**Task requirements**
Copy every line that mentions the word "name".

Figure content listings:
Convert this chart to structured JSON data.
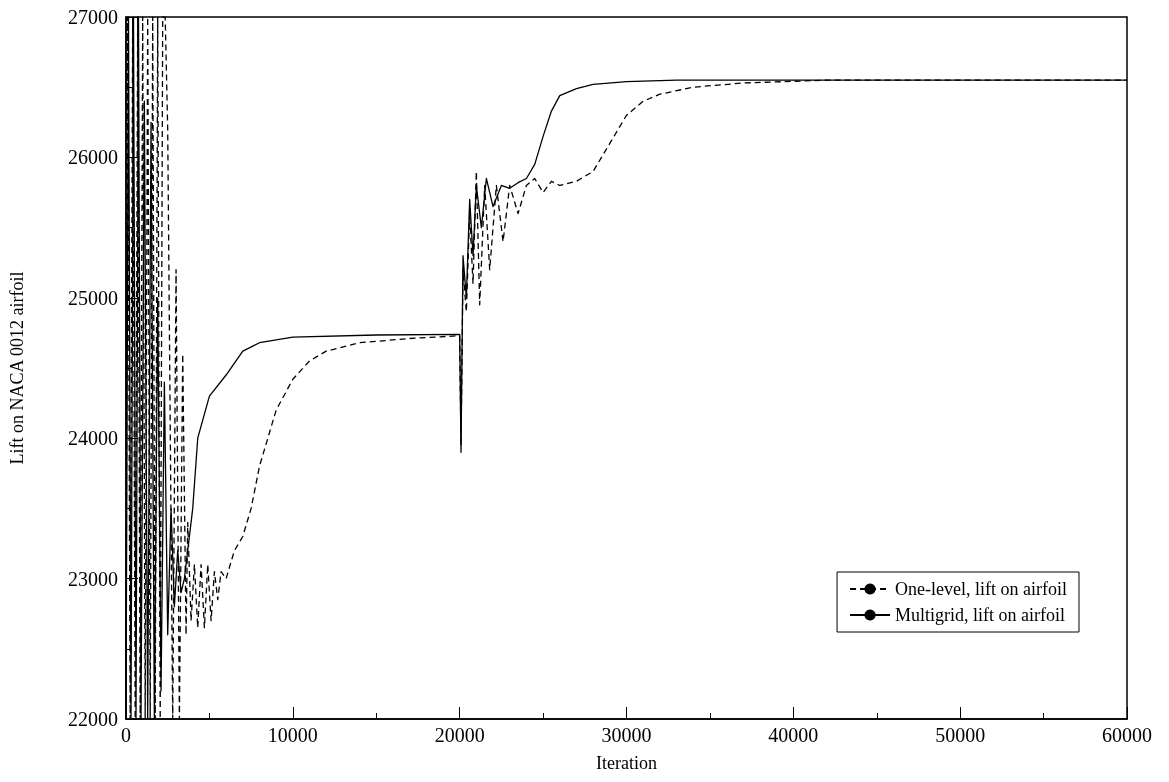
{
  "chart_data": {
    "type": "line",
    "xlabel": "Iteration",
    "ylabel": "Lift on NACA 0012 airfoil",
    "xlim": [
      0,
      60000
    ],
    "ylim": [
      22000,
      27000
    ],
    "xticks": [
      0,
      10000,
      20000,
      30000,
      40000,
      50000,
      60000
    ],
    "yticks": [
      22000,
      23000,
      24000,
      25000,
      26000,
      27000
    ],
    "legend": "bottom right",
    "series": [
      {
        "name": "One-level, lift on airfoil",
        "color": "#000000",
        "line_style": "dashed",
        "x": [
          0,
          100,
          250,
          400,
          550,
          700,
          850,
          1000,
          1150,
          1300,
          1450,
          1600,
          1750,
          1900,
          2050,
          2200,
          2350,
          2500,
          2800,
          3000,
          3200,
          3400,
          3600,
          3700,
          3900,
          4100,
          4300,
          4500,
          4700,
          4900,
          5100,
          5300,
          5500,
          5700,
          6000,
          6500,
          7000,
          7500,
          8000,
          9000,
          10000,
          11000,
          12000,
          14000,
          17000,
          20000,
          20080,
          20200,
          20400,
          20600,
          20800,
          21000,
          21200,
          21500,
          21800,
          22200,
          22600,
          23000,
          23500,
          24000,
          24500,
          25000,
          25500,
          26000,
          27000,
          28000,
          28500,
          29000,
          29500,
          30000,
          31000,
          32000,
          34000,
          37000,
          42000,
          60000
        ],
        "values": [
          22000,
          27000,
          22000,
          27000,
          22000,
          27000,
          22000,
          27000,
          22000,
          27000,
          22000,
          27000,
          22000,
          27000,
          22000,
          27000,
          27000,
          26200,
          22000,
          25200,
          22000,
          24600,
          22600,
          23400,
          22700,
          23100,
          22650,
          23100,
          22650,
          23100,
          22700,
          23050,
          22850,
          23050,
          23000,
          23200,
          23300,
          23500,
          23800,
          24200,
          24420,
          24550,
          24620,
          24680,
          24710,
          24730,
          23950,
          25200,
          24900,
          25600,
          25100,
          25900,
          24950,
          25800,
          25200,
          25800,
          25400,
          25800,
          25600,
          25800,
          25850,
          25750,
          25830,
          25800,
          25830,
          25900,
          26000,
          26100,
          26200,
          26300,
          26400,
          26450,
          26500,
          26530,
          26550,
          26550
        ]
      },
      {
        "name": "Multigrid, lift on airfoil",
        "color": "#000000",
        "line_style": "solid",
        "x": [
          0,
          150,
          300,
          450,
          600,
          750,
          900,
          1100,
          1300,
          1500,
          1700,
          1900,
          2100,
          2300,
          2500,
          2700,
          2900,
          3100,
          3300,
          3500,
          4000,
          4300,
          5000,
          6000,
          7000,
          8000,
          10000,
          15000,
          20000,
          20080,
          20200,
          20400,
          20600,
          20800,
          21000,
          21300,
          21600,
          22000,
          22500,
          23000,
          23500,
          24000,
          24500,
          25000,
          25500,
          26000,
          27000,
          28000,
          30000,
          33000,
          60000
        ],
        "values": [
          22000,
          27000,
          22000,
          27000,
          22000,
          27000,
          22000,
          26400,
          22000,
          26250,
          22000,
          25000,
          22200,
          24400,
          22600,
          23500,
          22800,
          23200,
          22900,
          23000,
          23500,
          24000,
          24300,
          24450,
          24620,
          24680,
          24720,
          24735,
          24740,
          23900,
          25300,
          25000,
          25700,
          25300,
          25800,
          25500,
          25850,
          25650,
          25800,
          25780,
          25820,
          25850,
          25950,
          26150,
          26330,
          26440,
          26490,
          26520,
          26540,
          26550,
          26550
        ]
      }
    ]
  }
}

**The response**
        "name": "One-level, lift on airfoil",
        "name": "Multigrid, lift on airfoil",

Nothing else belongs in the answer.